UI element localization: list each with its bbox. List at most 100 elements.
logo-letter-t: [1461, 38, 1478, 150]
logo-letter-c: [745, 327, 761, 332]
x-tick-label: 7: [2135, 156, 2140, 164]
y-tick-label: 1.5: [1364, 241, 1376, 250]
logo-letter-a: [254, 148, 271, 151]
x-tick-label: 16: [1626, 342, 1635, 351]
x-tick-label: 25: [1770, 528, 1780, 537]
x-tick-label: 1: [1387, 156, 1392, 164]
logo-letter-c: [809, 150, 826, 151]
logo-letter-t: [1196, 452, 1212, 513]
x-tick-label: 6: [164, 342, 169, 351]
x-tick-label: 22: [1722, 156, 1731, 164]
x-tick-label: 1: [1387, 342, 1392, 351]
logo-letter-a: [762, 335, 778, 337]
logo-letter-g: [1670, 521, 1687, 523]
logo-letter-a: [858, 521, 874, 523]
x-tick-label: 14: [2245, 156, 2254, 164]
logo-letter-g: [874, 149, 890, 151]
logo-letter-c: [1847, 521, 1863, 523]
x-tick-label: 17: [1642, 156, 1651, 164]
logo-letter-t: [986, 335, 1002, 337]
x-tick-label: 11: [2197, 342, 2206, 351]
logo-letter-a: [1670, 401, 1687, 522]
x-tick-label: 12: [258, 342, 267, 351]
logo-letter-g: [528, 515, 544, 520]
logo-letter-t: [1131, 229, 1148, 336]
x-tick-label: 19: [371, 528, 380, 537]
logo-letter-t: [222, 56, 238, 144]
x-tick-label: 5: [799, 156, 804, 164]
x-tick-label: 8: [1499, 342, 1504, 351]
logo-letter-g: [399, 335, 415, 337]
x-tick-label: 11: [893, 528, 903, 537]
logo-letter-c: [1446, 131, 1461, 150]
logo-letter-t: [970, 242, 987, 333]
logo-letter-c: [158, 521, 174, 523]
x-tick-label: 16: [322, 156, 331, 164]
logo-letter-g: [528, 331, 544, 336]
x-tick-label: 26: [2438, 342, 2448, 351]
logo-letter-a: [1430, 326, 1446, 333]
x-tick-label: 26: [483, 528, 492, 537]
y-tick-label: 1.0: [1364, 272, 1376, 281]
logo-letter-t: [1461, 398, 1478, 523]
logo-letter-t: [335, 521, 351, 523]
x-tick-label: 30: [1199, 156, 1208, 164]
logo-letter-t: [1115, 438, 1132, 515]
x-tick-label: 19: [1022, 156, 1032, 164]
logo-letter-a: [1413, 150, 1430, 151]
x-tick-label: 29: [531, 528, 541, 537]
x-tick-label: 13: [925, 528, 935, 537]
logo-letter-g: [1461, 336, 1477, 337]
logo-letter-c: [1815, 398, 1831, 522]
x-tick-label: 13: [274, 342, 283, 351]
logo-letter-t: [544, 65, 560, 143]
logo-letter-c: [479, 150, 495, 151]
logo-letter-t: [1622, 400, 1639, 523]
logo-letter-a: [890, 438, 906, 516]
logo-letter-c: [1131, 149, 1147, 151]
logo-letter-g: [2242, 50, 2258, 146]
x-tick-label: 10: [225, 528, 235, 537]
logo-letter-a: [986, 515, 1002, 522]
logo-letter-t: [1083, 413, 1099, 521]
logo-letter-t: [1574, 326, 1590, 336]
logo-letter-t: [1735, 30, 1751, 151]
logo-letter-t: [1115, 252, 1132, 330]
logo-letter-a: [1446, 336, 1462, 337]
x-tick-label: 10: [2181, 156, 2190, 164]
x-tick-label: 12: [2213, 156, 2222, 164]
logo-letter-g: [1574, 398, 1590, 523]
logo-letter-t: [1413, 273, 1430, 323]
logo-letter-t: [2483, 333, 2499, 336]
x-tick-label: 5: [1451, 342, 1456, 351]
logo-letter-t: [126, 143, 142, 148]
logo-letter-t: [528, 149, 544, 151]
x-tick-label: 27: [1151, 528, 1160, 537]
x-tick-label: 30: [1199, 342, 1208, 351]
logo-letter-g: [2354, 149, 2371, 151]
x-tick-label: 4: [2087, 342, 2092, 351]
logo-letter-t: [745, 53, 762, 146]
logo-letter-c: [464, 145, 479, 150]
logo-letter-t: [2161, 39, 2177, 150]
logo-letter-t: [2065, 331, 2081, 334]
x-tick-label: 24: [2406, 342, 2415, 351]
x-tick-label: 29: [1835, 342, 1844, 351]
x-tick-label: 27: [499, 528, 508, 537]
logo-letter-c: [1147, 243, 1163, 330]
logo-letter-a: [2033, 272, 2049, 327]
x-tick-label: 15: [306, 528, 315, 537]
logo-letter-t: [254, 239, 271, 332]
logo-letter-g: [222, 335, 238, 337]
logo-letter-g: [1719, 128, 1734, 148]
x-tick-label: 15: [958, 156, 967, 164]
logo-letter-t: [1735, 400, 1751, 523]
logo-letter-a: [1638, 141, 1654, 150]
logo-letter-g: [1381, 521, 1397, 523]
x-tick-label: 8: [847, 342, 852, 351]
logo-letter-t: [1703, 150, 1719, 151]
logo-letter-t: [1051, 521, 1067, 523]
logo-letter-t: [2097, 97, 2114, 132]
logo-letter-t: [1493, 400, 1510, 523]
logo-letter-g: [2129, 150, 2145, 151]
*****
> [Задание]: Перепишите, пожалуйста, строки с первой по строку с «logo-letter-a: [1430, 326, 1446, 333]» включительно, заменив «x-tick-label» на «x-axis-label» и не меняя больше ничего. Выведите только эти строки.

> [Ответ к упражнению]:
UI element localization: list each with its bbox. List at most 100 elements.
logo-letter-t: [1461, 38, 1478, 150]
logo-letter-c: [745, 327, 761, 332]
x-axis-label: 7: [2135, 156, 2140, 164]
y-tick-label: 1.5: [1364, 241, 1376, 250]
logo-letter-a: [254, 148, 271, 151]
x-axis-label: 16: [1626, 342, 1635, 351]
x-axis-label: 25: [1770, 528, 1780, 537]
x-axis-label: 1: [1387, 156, 1392, 164]
logo-letter-c: [809, 150, 826, 151]
logo-letter-t: [1196, 452, 1212, 513]
x-axis-label: 6: [164, 342, 169, 351]
x-axis-label: 22: [1722, 156, 1731, 164]
x-axis-label: 1: [1387, 342, 1392, 351]
logo-letter-a: [762, 335, 778, 337]
logo-letter-g: [1670, 521, 1687, 523]
logo-letter-a: [858, 521, 874, 523]
x-axis-label: 14: [2245, 156, 2254, 164]
logo-letter-g: [874, 149, 890, 151]
logo-letter-c: [1847, 521, 1863, 523]
x-axis-label: 17: [1642, 156, 1651, 164]
logo-letter-t: [986, 335, 1002, 337]
x-axis-label: 11: [2197, 342, 2206, 351]
logo-letter-a: [1670, 401, 1687, 522]
x-axis-label: 12: [258, 342, 267, 351]
logo-letter-g: [528, 515, 544, 520]
logo-letter-t: [1131, 229, 1148, 336]
x-axis-label: 19: [371, 528, 380, 537]
logo-letter-t: [222, 56, 238, 144]
x-axis-label: 5: [799, 156, 804, 164]
x-axis-label: 8: [1499, 342, 1504, 351]
logo-letter-g: [399, 335, 415, 337]
x-axis-label: 11: [893, 528, 903, 537]
logo-letter-c: [1446, 131, 1461, 150]
logo-letter-t: [970, 242, 987, 333]
logo-letter-c: [158, 521, 174, 523]
x-axis-label: 16: [322, 156, 331, 164]
logo-letter-g: [528, 331, 544, 336]
x-axis-label: 26: [2438, 342, 2448, 351]
logo-letter-a: [1430, 326, 1446, 333]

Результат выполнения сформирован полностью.